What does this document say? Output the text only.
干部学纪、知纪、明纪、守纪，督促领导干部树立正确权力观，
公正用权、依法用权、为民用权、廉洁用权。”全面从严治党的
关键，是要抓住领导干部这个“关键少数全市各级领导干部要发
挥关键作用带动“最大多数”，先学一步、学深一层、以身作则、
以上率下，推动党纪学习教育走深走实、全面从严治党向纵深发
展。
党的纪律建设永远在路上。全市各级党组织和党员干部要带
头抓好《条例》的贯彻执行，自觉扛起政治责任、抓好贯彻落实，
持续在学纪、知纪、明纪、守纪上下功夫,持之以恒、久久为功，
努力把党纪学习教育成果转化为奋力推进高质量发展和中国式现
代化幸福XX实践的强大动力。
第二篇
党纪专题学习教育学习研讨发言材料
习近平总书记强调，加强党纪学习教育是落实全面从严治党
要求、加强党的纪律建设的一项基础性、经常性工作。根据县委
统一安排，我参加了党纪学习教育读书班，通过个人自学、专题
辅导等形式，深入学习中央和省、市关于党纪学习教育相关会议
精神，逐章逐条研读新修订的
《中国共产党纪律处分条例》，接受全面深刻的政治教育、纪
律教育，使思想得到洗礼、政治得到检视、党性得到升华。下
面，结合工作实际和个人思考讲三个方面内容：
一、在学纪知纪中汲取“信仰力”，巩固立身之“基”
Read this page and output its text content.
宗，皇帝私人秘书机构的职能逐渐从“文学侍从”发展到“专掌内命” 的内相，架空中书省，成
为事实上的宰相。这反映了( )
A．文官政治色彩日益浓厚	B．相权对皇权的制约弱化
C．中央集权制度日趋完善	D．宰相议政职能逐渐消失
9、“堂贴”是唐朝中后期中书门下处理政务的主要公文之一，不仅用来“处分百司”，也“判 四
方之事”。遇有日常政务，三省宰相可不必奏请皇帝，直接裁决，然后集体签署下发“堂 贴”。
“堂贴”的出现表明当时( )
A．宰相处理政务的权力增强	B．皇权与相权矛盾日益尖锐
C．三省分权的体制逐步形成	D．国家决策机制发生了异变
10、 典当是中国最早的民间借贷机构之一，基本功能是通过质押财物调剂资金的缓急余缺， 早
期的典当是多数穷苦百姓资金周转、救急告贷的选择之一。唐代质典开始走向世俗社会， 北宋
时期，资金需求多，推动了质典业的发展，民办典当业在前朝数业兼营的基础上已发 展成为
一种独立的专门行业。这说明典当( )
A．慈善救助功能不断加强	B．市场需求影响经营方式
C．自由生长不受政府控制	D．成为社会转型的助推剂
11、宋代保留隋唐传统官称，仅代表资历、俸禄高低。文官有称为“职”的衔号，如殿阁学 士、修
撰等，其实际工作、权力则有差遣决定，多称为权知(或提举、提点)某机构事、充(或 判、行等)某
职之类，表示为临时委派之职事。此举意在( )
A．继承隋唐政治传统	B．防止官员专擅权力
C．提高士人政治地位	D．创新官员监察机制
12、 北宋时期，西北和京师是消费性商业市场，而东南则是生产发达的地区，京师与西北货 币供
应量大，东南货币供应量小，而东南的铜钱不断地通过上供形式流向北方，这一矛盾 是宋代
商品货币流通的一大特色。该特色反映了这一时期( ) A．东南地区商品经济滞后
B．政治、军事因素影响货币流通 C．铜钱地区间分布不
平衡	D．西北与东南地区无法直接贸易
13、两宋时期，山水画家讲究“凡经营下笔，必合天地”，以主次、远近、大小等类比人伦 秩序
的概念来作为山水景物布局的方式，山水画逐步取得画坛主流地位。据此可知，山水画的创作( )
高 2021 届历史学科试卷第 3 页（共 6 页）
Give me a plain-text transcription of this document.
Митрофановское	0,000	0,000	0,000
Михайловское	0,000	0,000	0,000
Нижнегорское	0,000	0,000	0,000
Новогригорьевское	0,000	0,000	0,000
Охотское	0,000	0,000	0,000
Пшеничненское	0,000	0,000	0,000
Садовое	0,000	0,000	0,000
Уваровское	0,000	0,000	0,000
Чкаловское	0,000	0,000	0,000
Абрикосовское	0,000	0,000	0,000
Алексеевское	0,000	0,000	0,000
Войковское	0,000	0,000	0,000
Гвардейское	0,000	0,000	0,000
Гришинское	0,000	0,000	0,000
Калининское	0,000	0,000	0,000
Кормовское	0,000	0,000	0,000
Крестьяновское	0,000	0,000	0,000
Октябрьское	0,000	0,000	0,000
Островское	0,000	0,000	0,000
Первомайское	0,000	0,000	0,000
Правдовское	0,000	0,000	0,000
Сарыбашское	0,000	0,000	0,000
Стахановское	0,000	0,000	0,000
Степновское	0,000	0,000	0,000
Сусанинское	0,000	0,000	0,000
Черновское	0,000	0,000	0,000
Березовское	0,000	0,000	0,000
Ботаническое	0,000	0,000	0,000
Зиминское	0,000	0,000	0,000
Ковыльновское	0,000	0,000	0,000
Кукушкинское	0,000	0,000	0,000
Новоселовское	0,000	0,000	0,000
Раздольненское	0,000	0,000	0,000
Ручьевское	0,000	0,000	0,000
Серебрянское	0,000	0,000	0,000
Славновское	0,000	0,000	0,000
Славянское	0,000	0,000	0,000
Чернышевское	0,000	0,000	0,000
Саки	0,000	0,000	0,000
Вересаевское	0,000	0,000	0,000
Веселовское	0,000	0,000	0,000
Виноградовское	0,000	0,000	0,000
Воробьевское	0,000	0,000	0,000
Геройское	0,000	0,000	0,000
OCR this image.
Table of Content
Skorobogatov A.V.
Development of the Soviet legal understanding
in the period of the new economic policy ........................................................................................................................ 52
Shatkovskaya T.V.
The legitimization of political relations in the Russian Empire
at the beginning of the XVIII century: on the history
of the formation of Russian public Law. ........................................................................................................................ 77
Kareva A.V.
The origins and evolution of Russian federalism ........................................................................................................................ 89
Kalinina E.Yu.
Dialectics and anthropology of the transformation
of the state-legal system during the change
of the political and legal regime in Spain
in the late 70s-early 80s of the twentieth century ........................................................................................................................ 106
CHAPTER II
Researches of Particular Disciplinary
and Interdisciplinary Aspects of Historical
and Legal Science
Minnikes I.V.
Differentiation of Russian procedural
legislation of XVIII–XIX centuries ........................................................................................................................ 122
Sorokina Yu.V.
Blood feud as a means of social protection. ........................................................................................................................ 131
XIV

◇ ◇ ◇

**Exercise aim**
Retype the data exactly as given.

**Result of the task**
What does this document say? Output the text only.
干部学纪、知纪、明纪、守纪，督促领导干部树立正确权力观，
公正用权、依法用权、为民用权、廉洁用权。”全面从严治党的
关键，是要抓住领导干部这个“关键少数全市各级领导干部要发
挥关键作用带动“最大多数”，先学一步、学深一层、以身作则、
以上率下，推动党纪学习教育走深走实、全面从严治党向纵深发
展。
党的纪律建设永远在路上。全市各级党组织和党员干部要带
头抓好《条例》的贯彻执行，自觉扛起政治责任、抓好贯彻落实，
持续在学纪、知纪、明纪、守纪上下功夫,持之以恒、久久为功，
努力把党纪学习教育成果转化为奋力推进高质量发展和中国式现
代化幸福XX实践的强大动力。
第二篇
党纪专题学习教育学习研讨发言材料
习近平总书记强调，加强党纪学习教育是落实全面从严治党
要求、加强党的纪律建设的一项基础性、经常性工作。根据县委
统一安排，我参加了党纪学习教育读书班，通过个人自学、专题
辅导等形式，深入学习中央和省、市关于党纪学习教育相关会议
精神，逐章逐条研读新修订的
《中国共产党纪律处分条例》，接受全面深刻的政治教育、纪
律教育，使思想得到洗礼、政治得到检视、党性得到升华。下
面，结合工作实际和个人思考讲三个方面内容：
一、在学纪知纪中汲取“信仰力”，巩固立身之“基”
Read this page and output its text content.
宗，皇帝私人秘书机构的职能逐渐从“文学侍从”发展到“专掌内命” 的内相，架空中书省，成
为事实上的宰相。这反映了( )
A．文官政治色彩日益浓厚	B．相权对皇权的制约弱化
C．中央集权制度日趋完善	D．宰相议政职能逐渐消失
9、“堂贴”是唐朝中后期中书门下处理政务的主要公文之一，不仅用来“处分百司”，也“判 四
方之事”。遇有日常政务，三省宰相可不必奏请皇帝，直接裁决，然后集体签署下发“堂 贴”。
“堂贴”的出现表明当时( )
A．宰相处理政务的权力增强	B．皇权与相权矛盾日益尖锐
C．三省分权的体制逐步形成	D．国家决策机制发生了异变
10、 典当是中国最早的民间借贷机构之一，基本功能是通过质押财物调剂资金的缓急余缺， 早
期的典当是多数穷苦百姓资金周转、救急告贷的选择之一。唐代质典开始走向世俗社会， 北宋
时期，资金需求多，推动了质典业的发展，民办典当业在前朝数业兼营的基础上已发 展成为
一种独立的专门行业。这说明典当( )
A．慈善救助功能不断加强	B．市场需求影响经营方式
C．自由生长不受政府控制	D．成为社会转型的助推剂
11、宋代保留隋唐传统官称，仅代表资历、俸禄高低。文官有称为“职”的衔号，如殿阁学 士、修
撰等，其实际工作、权力则有差遣决定，多称为权知(或提举、提点)某机构事、充(或 判、行等)某
职之类，表示为临时委派之职事。此举意在( )
A．继承隋唐政治传统	B．防止官员专擅权力
C．提高士人政治地位	D．创新官员监察机制
12、 北宋时期，西北和京师是消费性商业市场，而东南则是生产发达的地区，京师与西北货 币供
应量大，东南货币供应量小，而东南的铜钱不断地通过上供形式流向北方，这一矛盾 是宋代
商品货币流通的一大特色。该特色反映了这一时期( ) A．东南地区商品经济滞后
B．政治、军事因素影响货币流通 C．铜钱地区间分布不
平衡	D．西北与东南地区无法直接贸易
13、两宋时期，山水画家讲究“凡经营下笔，必合天地”，以主次、远近、大小等类比人伦 秩序
的概念来作为山水景物布局的方式，山水画逐步取得画坛主流地位。据此可知，山水画的创作( )
高 2021 届历史学科试卷第 3 页（共 6 页）
Give me a plain-text transcription of this document.
Митрофановское	0,000	0,000	0,000
Михайловское	0,000	0,000	0,000
Нижнегорское	0,000	0,000	0,000
Новогригорьевское	0,000	0,000	0,000
Охотское	0,000	0,000	0,000
Пшеничненское	0,000	0,000	0,000
Садовое	0,000	0,000	0,000
Уваровское	0,000	0,000	0,000
Чкаловское	0,000	0,000	0,000
Абрикосовское	0,000	0,000	0,000
Алексеевское	0,000	0,000	0,000
Войковское	0,000	0,000	0,000
Гвардейское	0,000	0,000	0,000
Гришинское	0,000	0,000	0,000
Калининское	0,000	0,000	0,000
Кормовское	0,000	0,000	0,000
Крестьяновское	0,000	0,000	0,000
Октябрьское	0,000	0,000	0,000
Островское	0,000	0,000	0,000
Первомайское	0,000	0,000	0,000
Правдовское	0,000	0,000	0,000
Сарыбашское	0,000	0,000	0,000
Стахановское	0,000	0,000	0,000
Степновское	0,000	0,000	0,000
Сусанинское	0,000	0,000	0,000
Черновское	0,000	0,000	0,000
Березовское	0,000	0,000	0,000
Ботаническое	0,000	0,000	0,000
Зиминское	0,000	0,000	0,000
Ковыльновское	0,000	0,000	0,000
Кукушкинское	0,000	0,000	0,000
Новоселовское	0,000	0,000	0,000
Раздольненское	0,000	0,000	0,000
Ручьевское	0,000	0,000	0,000
Серебрянское	0,000	0,000	0,000
Славновское	0,000	0,000	0,000
Славянское	0,000	0,000	0,000
Чернышевское	0,000	0,000	0,000
Саки	0,000	0,000	0,000
Вересаевское	0,000	0,000	0,000
Веселовское	0,000	0,000	0,000
Виноградовское	0,000	0,000	0,000
Воробьевское	0,000	0,000	0,000
Геройское	0,000	0,000	0,000
OCR this image.
Table of Content
Skorobogatov A.V.
Development of the Soviet legal understanding
in the period of the new economic policy ........................................................................................................................ 52
Shatkovskaya T.V.
The legitimization of political relations in the Russian Empire
at the beginning of the XVIII century: on the history
of the formation of Russian public Law. ........................................................................................................................ 77
Kareva A.V.
The origins and evolution of Russian federalism ........................................................................................................................ 89
Kalinina E.Yu.
Dialectics and anthropology of the transformation
of the state-legal system during the change
of the political and legal regime in Spain
in the late 70s-early 80s of the twentieth century ........................................................................................................................ 106
CHAPTER II
Researches of Particular Disciplinary
and Interdisciplinary Aspects of Historical
and Legal Science
Minnikes I.V.
Differentiation of Russian procedural
legislation of XVIII–XIX centuries ........................................................................................................................ 122
Sorokina Yu.V.
Blood feud as a means of social protection. ........................................................................................................................ 131
XIV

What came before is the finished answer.